WHAT YOU ARE ASKED TO DO >> Give only the number of lines in the data that include the string "name".

DATASET ENTRIES >>
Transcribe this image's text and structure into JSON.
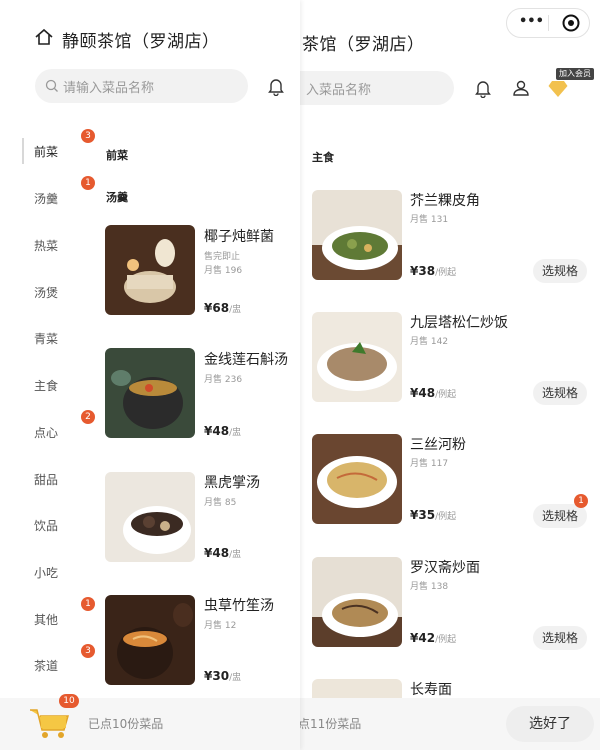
{
  "left": {
    "title": "静颐茶馆（罗湖店）",
    "search_placeholder": "请输入菜品名称",
    "categories": [
      "前菜",
      "汤羹",
      "热菜",
      "汤煲",
      "青菜",
      "主食",
      "点心",
      "甜品",
      "饮品",
      "小吃",
      "其他",
      "茶道"
    ],
    "category_badges": {
      "c0": "3",
      "c1": "1",
      "c6": "2",
      "c10": "1",
      "c11": "3"
    },
    "section_qianca": "前菜",
    "section_tanggeng": "汤羹",
    "dishes": [
      {
        "name": "椰子炖鲜菌",
        "status": "售完即止",
        "sales": "月售 196",
        "price": "¥68",
        "unit": "/盅"
      },
      {
        "name": "金线莲石斛汤",
        "sales": "月售 236",
        "price": "¥48",
        "unit": "/盅"
      },
      {
        "name": "黑虎掌汤",
        "sales": "月售 85",
        "price": "¥48",
        "unit": "/盅"
      },
      {
        "name": "虫草竹笙汤",
        "sales": "月售 12",
        "price": "¥30",
        "unit": "/盅"
      }
    ],
    "cart_badge": "10",
    "cart_text": "已点10份菜品"
  },
  "right": {
    "title": "茶馆（罗湖店）",
    "search_placeholder": "入菜品名称",
    "vip_label": "加入会员",
    "section": "主食",
    "dishes": [
      {
        "name": "芥兰粿皮角",
        "sales": "月售 131",
        "price": "¥38",
        "unit": "/例起",
        "button": "选规格"
      },
      {
        "name": "九层塔松仁炒饭",
        "sales": "月售 142",
        "price": "¥48",
        "unit": "/例起",
        "button": "选规格"
      },
      {
        "name": "三丝河粉",
        "sales": "月售 117",
        "price": "¥35",
        "unit": "/例起",
        "button": "选规格",
        "badge": "1"
      },
      {
        "name": "罗汉斋炒面",
        "sales": "月售 138",
        "price": "¥42",
        "unit": "/例起",
        "button": "选规格"
      },
      {
        "name": "长寿面"
      }
    ],
    "cart_text": "点11份菜品",
    "done_button": "选好了",
    "capsule_more": "•••"
  },
  "colors": {
    "accent_badge": "#e65a2f",
    "vip_gold": "#f2c14e"
  }
}
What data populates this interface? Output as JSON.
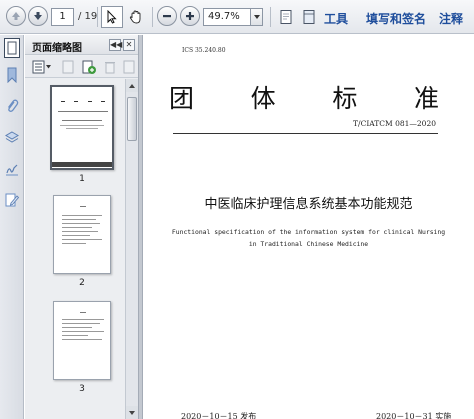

EXERCISE RESULT >> 9